◆ **Stated goal**: Retype the data that follows line by line, exactly, and leave its pictures out.

[Dataset listings of figures]
•••••
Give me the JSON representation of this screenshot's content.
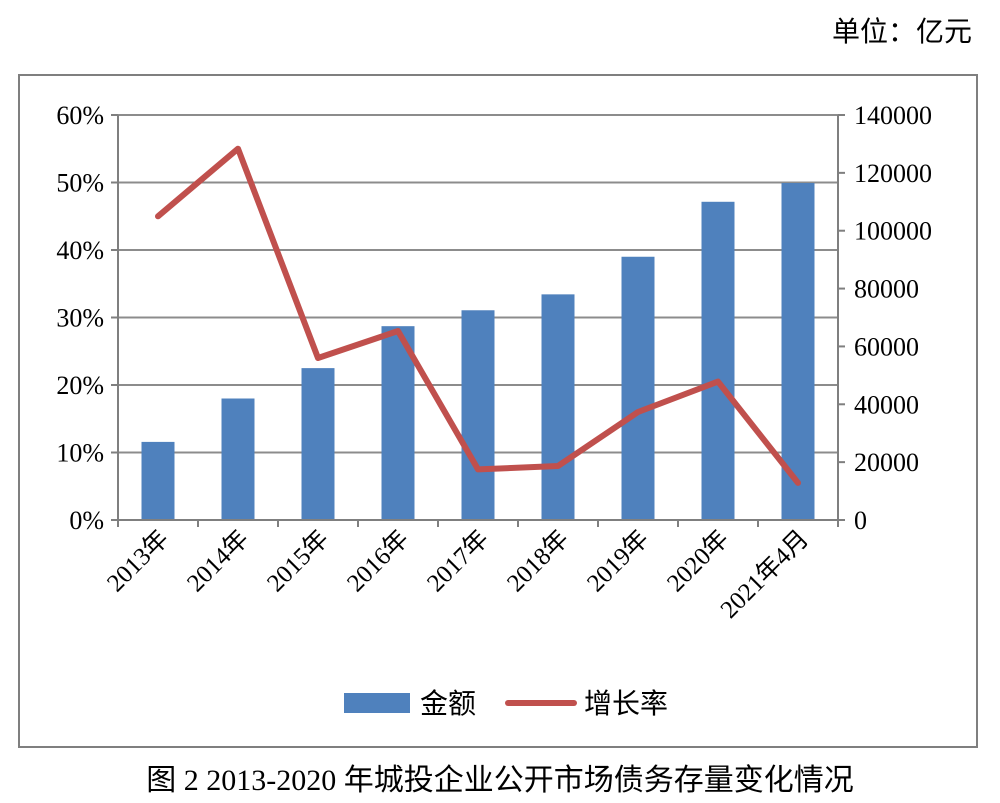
{
  "unit_label": "单位：亿元",
  "caption": "图 2 2013-2020 年城投企业公开市场债务存量变化情况",
  "chart_data": {
    "type": "bar+line",
    "title": "",
    "categories": [
      "2013年",
      "2014年",
      "2015年",
      "2016年",
      "2017年",
      "2018年",
      "2019年",
      "2020年",
      "2021年4月"
    ],
    "series": [
      {
        "name": "金额",
        "type": "bar",
        "axis": "right",
        "color": "#4f81bd",
        "values": [
          27000,
          42000,
          52500,
          67000,
          72500,
          78000,
          91000,
          110000,
          116500
        ]
      },
      {
        "name": "增长率",
        "type": "line",
        "axis": "left",
        "color": "#c0504d",
        "values": [
          0.45,
          0.55,
          0.24,
          0.28,
          0.075,
          0.08,
          0.16,
          0.205,
          0.055
        ]
      }
    ],
    "y_left": {
      "min": 0,
      "max": 0.6,
      "ticks": [
        "0%",
        "10%",
        "20%",
        "30%",
        "40%",
        "50%",
        "60%"
      ]
    },
    "y_right": {
      "min": 0,
      "max": 140000,
      "ticks": [
        "0",
        "20000",
        "40000",
        "60000",
        "80000",
        "100000",
        "120000",
        "140000"
      ]
    },
    "grid": true,
    "legend_position": "bottom"
  }
}
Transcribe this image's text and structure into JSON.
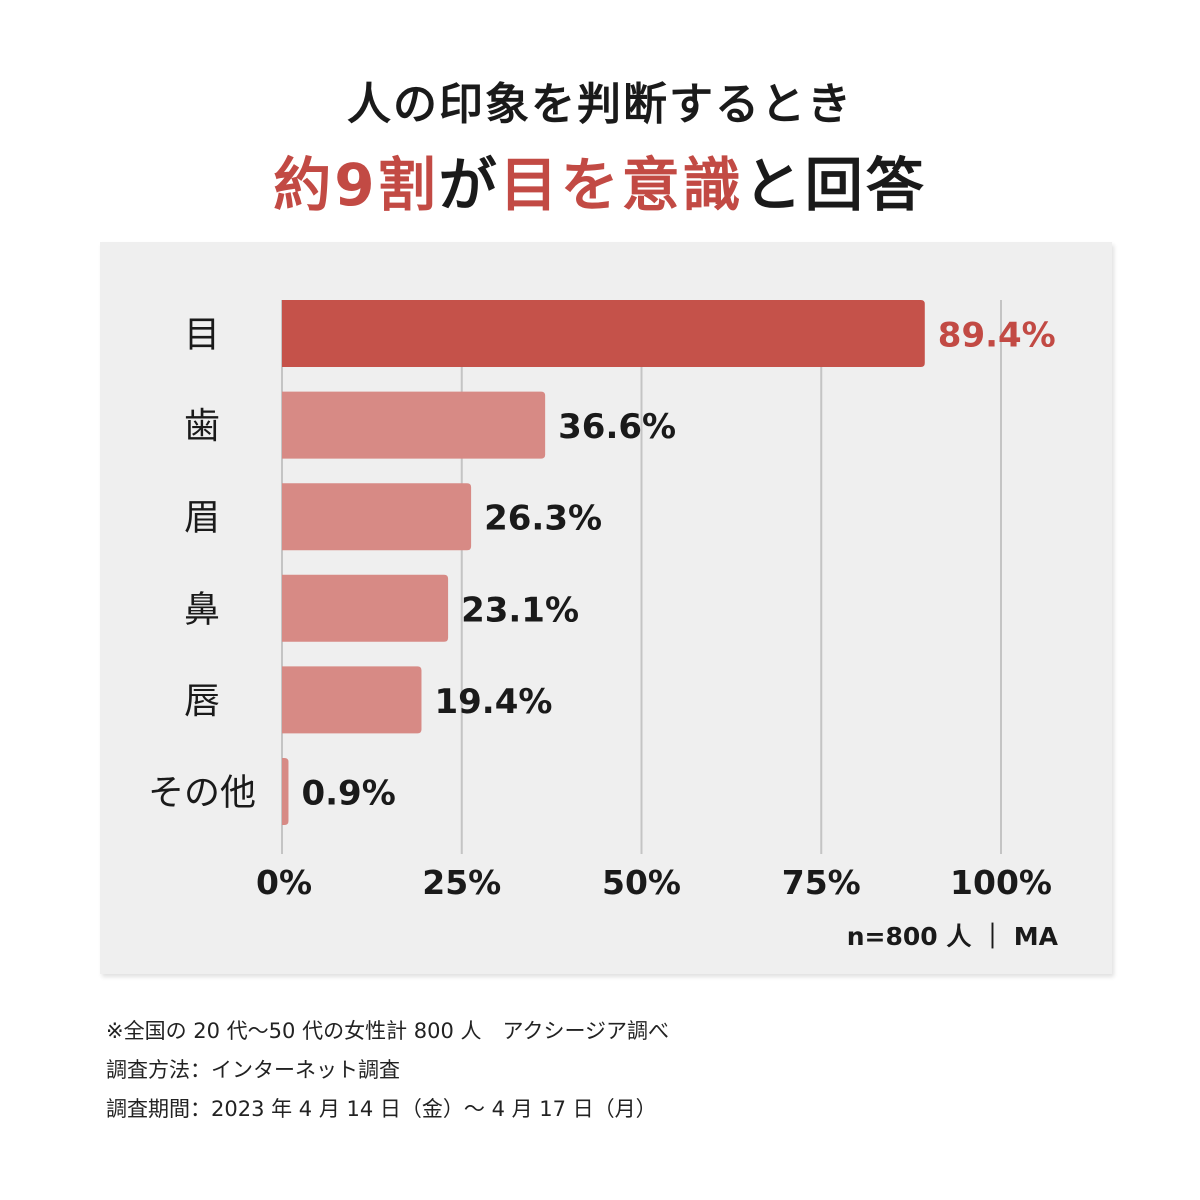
{
  "title": {
    "line1": "人の印象を判断するとき",
    "line2_parts": [
      {
        "text": "約9割",
        "color": "red"
      },
      {
        "text": "が",
        "color": "black"
      },
      {
        "text": "目を意識",
        "color": "red"
      },
      {
        "text": "と回答",
        "color": "black"
      }
    ]
  },
  "colors": {
    "accent": "#c5524a",
    "bar": "#d78a85",
    "highlight_label": "#c24a44",
    "panel": "#efefef",
    "grid": "#c4c4c4",
    "text": "#1a1a1a"
  },
  "chart_data": {
    "type": "bar",
    "orientation": "horizontal",
    "categories": [
      "目",
      "歯",
      "眉",
      "鼻",
      "唇",
      "その他"
    ],
    "values": [
      89.4,
      36.6,
      26.3,
      23.1,
      19.4,
      0.9
    ],
    "value_labels": [
      "89.4%",
      "36.6%",
      "26.3%",
      "23.1%",
      "19.4%",
      "0.9%"
    ],
    "highlight_index": 0,
    "xlim": [
      0,
      100
    ],
    "xticks": [
      0,
      25,
      50,
      75,
      100
    ],
    "xtick_labels": [
      "0%",
      "25%",
      "50%",
      "75%",
      "100%"
    ],
    "grid": true,
    "note": "n=800 人 ｜ MA"
  },
  "footer": {
    "line1": "※全国の 20 代〜50 代の女性計 800 人　アクシージア調べ",
    "line2": "調査方法：インターネット調査",
    "line3": "調査期間：2023 年 4 月 14 日（金）〜 4 月 17 日（月）"
  }
}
•••••
◆ **Right answer**:
Give me the JSON representation of this screenshot's content.
{
  "unit_label": "单位：亿元",
  "caption": "图 2 2013-2020 年城投企业公开市场债务存量变化情况",
  "chart_data": {
    "type": "bar+line",
    "title": "",
    "categories": [
      "2013年",
      "2014年",
      "2015年",
      "2016年",
      "2017年",
      "2018年",
      "2019年",
      "2020年",
      "2021年4月"
    ],
    "series": [
      {
        "name": "金额",
        "type": "bar",
        "axis": "right",
        "color": "#4f81bd",
        "values": [
          27000,
          42000,
          52500,
          67000,
          72500,
          78000,
          91000,
          110000,
          116500
        ]
      },
      {
        "name": "增长率",
        "type": "line",
        "axis": "left",
        "color": "#c0504d",
        "values": [
          0.45,
          0.55,
          0.24,
          0.28,
          0.075,
          0.08,
          0.16,
          0.205,
          0.055
        ]
      }
    ],
    "y_left": {
      "min": 0,
      "max": 0.6,
      "ticks": [
        "0%",
        "10%",
        "20%",
        "30%",
        "40%",
        "50%",
        "60%"
      ]
    },
    "y_right": {
      "min": 0,
      "max": 140000,
      "ticks": [
        "0",
        "20000",
        "40000",
        "60000",
        "80000",
        "100000",
        "120000",
        "140000"
      ]
    },
    "grid": true,
    "legend_position": "bottom"
  }
}
Transcribe this image's text and structure into JSON.
{
  "title": {
    "line1": "人の印象を判断するとき",
    "line2_parts": [
      {
        "text": "約9割",
        "color": "red"
      },
      {
        "text": "が",
        "color": "black"
      },
      {
        "text": "目を意識",
        "color": "red"
      },
      {
        "text": "と回答",
        "color": "black"
      }
    ]
  },
  "colors": {
    "accent": "#c5524a",
    "bar": "#d78a85",
    "highlight_label": "#c24a44",
    "panel": "#efefef",
    "grid": "#c4c4c4",
    "text": "#1a1a1a"
  },
  "chart_data": {
    "type": "bar",
    "orientation": "horizontal",
    "categories": [
      "目",
      "歯",
      "眉",
      "鼻",
      "唇",
      "その他"
    ],
    "values": [
      89.4,
      36.6,
      26.3,
      23.1,
      19.4,
      0.9
    ],
    "value_labels": [
      "89.4%",
      "36.6%",
      "26.3%",
      "23.1%",
      "19.4%",
      "0.9%"
    ],
    "highlight_index": 0,
    "xlim": [
      0,
      100
    ],
    "xticks": [
      0,
      25,
      50,
      75,
      100
    ],
    "xtick_labels": [
      "0%",
      "25%",
      "50%",
      "75%",
      "100%"
    ],
    "grid": true,
    "note": "n=800 人 ｜ MA"
  },
  "footer": {
    "line1": "※全国の 20 代〜50 代の女性計 800 人　アクシージア調べ",
    "line2": "調査方法：インターネット調査",
    "line3": "調査期間：2023 年 4 月 14 日（金）〜 4 月 17 日（月）"
  }
}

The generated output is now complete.